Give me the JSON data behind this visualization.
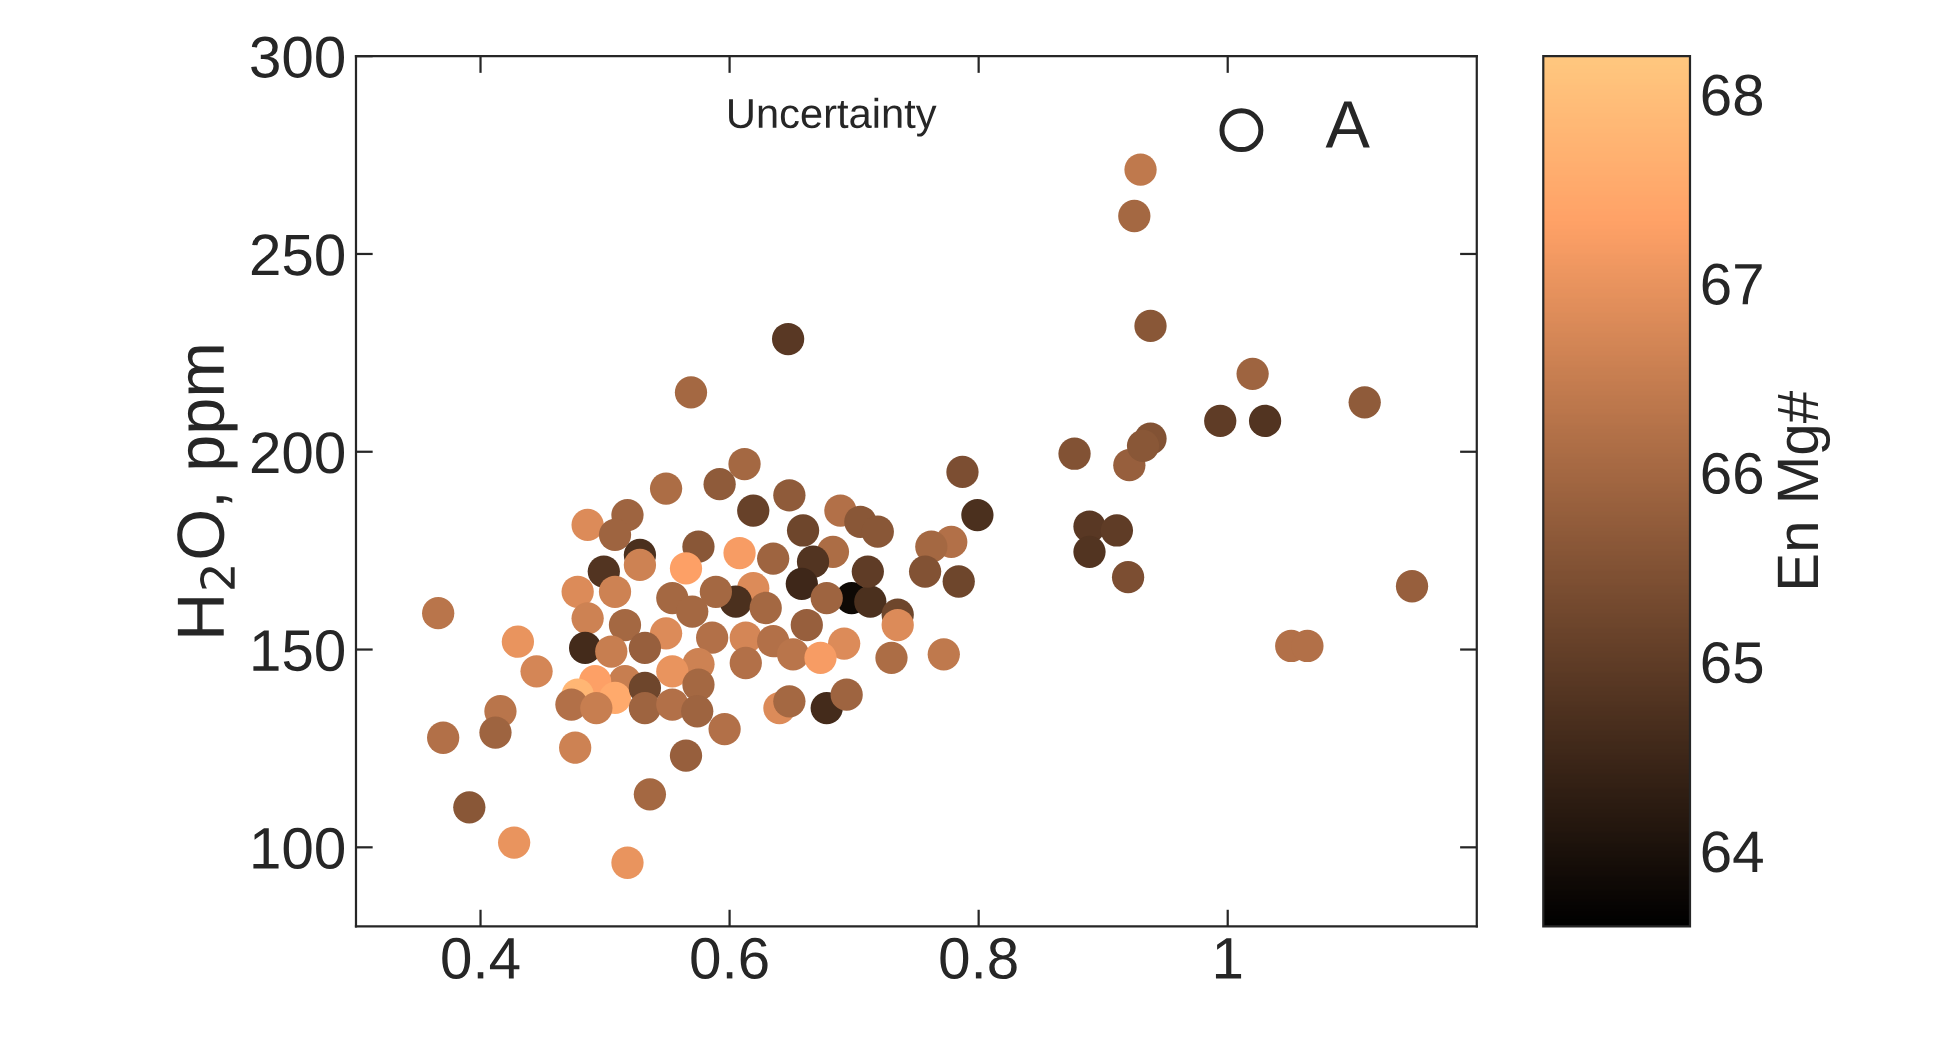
{
  "chart_data": {
    "type": "scatter",
    "ylabel": "H$_{2}$O, ppm",
    "clabel": "En Mg#",
    "annotations": [
      "Uncertainty",
      "A"
    ],
    "xlim": [
      0.3,
      1.2
    ],
    "xticks": [
      0.4,
      0.6,
      0.8,
      1
    ],
    "ylim": [
      80,
      300
    ],
    "yticks": [
      100,
      150,
      200,
      250,
      300
    ],
    "clim": [
      63.6,
      68.2
    ],
    "cticks": [
      64,
      65,
      66,
      67,
      68
    ],
    "grid": false,
    "marker": "circle",
    "series": [
      {
        "x": [
          0.647,
          0.569,
          0.612,
          0.549,
          0.592,
          0.648,
          0.619,
          0.689,
          0.705,
          0.486,
          0.518,
          0.508,
          0.659,
          0.575,
          0.608,
          0.565,
          0.528,
          0.499,
          0.528,
          0.683,
          0.667,
          0.635,
          0.658,
          0.698,
          0.713,
          0.678,
          0.478,
          0.508,
          0.619,
          0.605,
          0.589,
          0.554,
          0.629,
          0.486,
          0.516,
          0.549,
          0.57,
          0.662,
          0.692,
          0.484,
          0.505,
          0.532,
          0.586,
          0.613,
          0.635,
          0.651,
          0.673,
          0.575,
          0.613,
          0.554,
          0.516,
          0.492,
          0.508,
          0.478,
          0.532,
          0.575,
          0.473,
          0.493,
          0.532,
          0.554,
          0.574,
          0.64,
          0.648,
          0.678,
          0.694,
          0.43,
          0.445,
          0.366,
          0.416,
          0.412,
          0.37,
          0.476,
          0.565,
          0.596,
          0.536,
          0.391,
          0.427,
          0.518,
          0.938,
          0.938,
          0.921,
          0.877,
          0.787,
          0.799,
          0.889,
          0.911,
          0.889,
          0.92,
          0.778,
          0.762,
          0.757,
          0.784,
          0.735,
          0.735,
          0.711,
          0.719,
          0.73,
          0.772,
          0.93,
          0.925,
          1.02,
          0.994,
          1.03,
          1.11,
          0.932,
          1.148,
          1.051,
          1.064
        ],
        "values": [
          228.5,
          215,
          196.9,
          190.7,
          191.8,
          189,
          185.1,
          185.1,
          182.3,
          181.5,
          184,
          179,
          180.1,
          176,
          174.4,
          170.5,
          173.9,
          169.7,
          171.4,
          174.7,
          172.2,
          173,
          166.6,
          163,
          162.1,
          163,
          164.6,
          164.6,
          165.5,
          162.1,
          164.6,
          163,
          160.5,
          157.9,
          156.2,
          154.1,
          159.6,
          156.2,
          151.5,
          150.4,
          149.5,
          150.4,
          153,
          153,
          152.1,
          148.8,
          147.9,
          146.3,
          146.6,
          144.5,
          142,
          142,
          137.8,
          138.6,
          140.3,
          141.1,
          136.1,
          135.2,
          135.2,
          136.1,
          134.4,
          135.2,
          136.9,
          135.2,
          138.6,
          152,
          144.5,
          159.2,
          134.4,
          129,
          127.7,
          125.2,
          123.2,
          129.9,
          113.4,
          110.1,
          101.2,
          96.1,
          231.8,
          203.3,
          196.6,
          199.5,
          194.9,
          184,
          181.1,
          180.1,
          174.7,
          168.3,
          177.2,
          176,
          169.7,
          167.2,
          158.8,
          156.2,
          169.7,
          179.8,
          147.9,
          148.8,
          271.3,
          259.6,
          219.7,
          207.8,
          207.8,
          212.5,
          201.5,
          166,
          150.9,
          150.9
        ],
        "cvalues": [
          64.9,
          66.0,
          66,
          66.1,
          65.7,
          65.7,
          65.1,
          66.2,
          65.6,
          66.8,
          65.9,
          65.9,
          65.2,
          65.6,
          67.2,
          67.3,
          64.7,
          64.8,
          66.6,
          66.1,
          64.8,
          65.9,
          64.5,
          63.8,
          64.7,
          65.9,
          66.8,
          66.6,
          66.8,
          64.7,
          66.0,
          66.0,
          66.0,
          66.6,
          66.0,
          66.8,
          66.0,
          65.8,
          66.8,
          64.6,
          66.5,
          65.8,
          66.2,
          66.7,
          66.2,
          66.3,
          67.2,
          66.6,
          66.2,
          67.0,
          66.5,
          67.3,
          67.5,
          67.8,
          65.2,
          66.0,
          66.2,
          66.5,
          65.9,
          66.2,
          65.9,
          66.8,
          66.0,
          64.6,
          65.9,
          67.0,
          66.7,
          66.3,
          66.3,
          65.9,
          66.2,
          66.6,
          65.8,
          66.2,
          66.0,
          65.6,
          67.0,
          67.0,
          65.6,
          65.5,
          65.8,
          65.5,
          65.4,
          64.7,
          64.9,
          65.0,
          64.8,
          65.4,
          66.2,
          66.0,
          65.5,
          65.2,
          65.2,
          66.8,
          65.0,
          65.6,
          66.1,
          66.4,
          66.4,
          66.0,
          65.9,
          65.0,
          64.8,
          65.7,
          65.6,
          65.8,
          66.2,
          66.2
        ]
      }
    ]
  }
}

────────

# [WHAT IS ASKED]
What you return should match the records above word for word, minus the pictures.

# [SOLVED PROBLEM]
Give me the JSON data behind this visualization.
{
  "chart_data": {
    "type": "scatter",
    "ylabel": "H$_{2}$O, ppm",
    "clabel": "En Mg#",
    "annotations": [
      "Uncertainty",
      "A"
    ],
    "xlim": [
      0.3,
      1.2
    ],
    "xticks": [
      0.4,
      0.6,
      0.8,
      1
    ],
    "ylim": [
      80,
      300
    ],
    "yticks": [
      100,
      150,
      200,
      250,
      300
    ],
    "clim": [
      63.6,
      68.2
    ],
    "cticks": [
      64,
      65,
      66,
      67,
      68
    ],
    "grid": false,
    "marker": "circle",
    "series": [
      {
        "x": [
          0.647,
          0.569,
          0.612,
          0.549,
          0.592,
          0.648,
          0.619,
          0.689,
          0.705,
          0.486,
          0.518,
          0.508,
          0.659,
          0.575,
          0.608,
          0.565,
          0.528,
          0.499,
          0.528,
          0.683,
          0.667,
          0.635,
          0.658,
          0.698,
          0.713,
          0.678,
          0.478,
          0.508,
          0.619,
          0.605,
          0.589,
          0.554,
          0.629,
          0.486,
          0.516,
          0.549,
          0.57,
          0.662,
          0.692,
          0.484,
          0.505,
          0.532,
          0.586,
          0.613,
          0.635,
          0.651,
          0.673,
          0.575,
          0.613,
          0.554,
          0.516,
          0.492,
          0.508,
          0.478,
          0.532,
          0.575,
          0.473,
          0.493,
          0.532,
          0.554,
          0.574,
          0.64,
          0.648,
          0.678,
          0.694,
          0.43,
          0.445,
          0.366,
          0.416,
          0.412,
          0.37,
          0.476,
          0.565,
          0.596,
          0.536,
          0.391,
          0.427,
          0.518,
          0.938,
          0.938,
          0.921,
          0.877,
          0.787,
          0.799,
          0.889,
          0.911,
          0.889,
          0.92,
          0.778,
          0.762,
          0.757,
          0.784,
          0.735,
          0.735,
          0.711,
          0.719,
          0.73,
          0.772,
          0.93,
          0.925,
          1.02,
          0.994,
          1.03,
          1.11,
          0.932,
          1.148,
          1.051,
          1.064
        ],
        "values": [
          228.5,
          215,
          196.9,
          190.7,
          191.8,
          189,
          185.1,
          185.1,
          182.3,
          181.5,
          184,
          179,
          180.1,
          176,
          174.4,
          170.5,
          173.9,
          169.7,
          171.4,
          174.7,
          172.2,
          173,
          166.6,
          163,
          162.1,
          163,
          164.6,
          164.6,
          165.5,
          162.1,
          164.6,
          163,
          160.5,
          157.9,
          156.2,
          154.1,
          159.6,
          156.2,
          151.5,
          150.4,
          149.5,
          150.4,
          153,
          153,
          152.1,
          148.8,
          147.9,
          146.3,
          146.6,
          144.5,
          142,
          142,
          137.8,
          138.6,
          140.3,
          141.1,
          136.1,
          135.2,
          135.2,
          136.1,
          134.4,
          135.2,
          136.9,
          135.2,
          138.6,
          152,
          144.5,
          159.2,
          134.4,
          129,
          127.7,
          125.2,
          123.2,
          129.9,
          113.4,
          110.1,
          101.2,
          96.1,
          231.8,
          203.3,
          196.6,
          199.5,
          194.9,
          184,
          181.1,
          180.1,
          174.7,
          168.3,
          177.2,
          176,
          169.7,
          167.2,
          158.8,
          156.2,
          169.7,
          179.8,
          147.9,
          148.8,
          271.3,
          259.6,
          219.7,
          207.8,
          207.8,
          212.5,
          201.5,
          166,
          150.9,
          150.9
        ],
        "cvalues": [
          64.9,
          66.0,
          66,
          66.1,
          65.7,
          65.7,
          65.1,
          66.2,
          65.6,
          66.8,
          65.9,
          65.9,
          65.2,
          65.6,
          67.2,
          67.3,
          64.7,
          64.8,
          66.6,
          66.1,
          64.8,
          65.9,
          64.5,
          63.8,
          64.7,
          65.9,
          66.8,
          66.6,
          66.8,
          64.7,
          66.0,
          66.0,
          66.0,
          66.6,
          66.0,
          66.8,
          66.0,
          65.8,
          66.8,
          64.6,
          66.5,
          65.8,
          66.2,
          66.7,
          66.2,
          66.3,
          67.2,
          66.6,
          66.2,
          67.0,
          66.5,
          67.3,
          67.5,
          67.8,
          65.2,
          66.0,
          66.2,
          66.5,
          65.9,
          66.2,
          65.9,
          66.8,
          66.0,
          64.6,
          65.9,
          67.0,
          66.7,
          66.3,
          66.3,
          65.9,
          66.2,
          66.6,
          65.8,
          66.2,
          66.0,
          65.6,
          67.0,
          67.0,
          65.6,
          65.5,
          65.8,
          65.5,
          65.4,
          64.7,
          64.9,
          65.0,
          64.8,
          65.4,
          66.2,
          66.0,
          65.5,
          65.2,
          65.2,
          66.8,
          65.0,
          65.6,
          66.1,
          66.4,
          66.4,
          66.0,
          65.9,
          65.0,
          64.8,
          65.7,
          65.6,
          65.8,
          66.2,
          66.2
        ]
      }
    ]
  }
}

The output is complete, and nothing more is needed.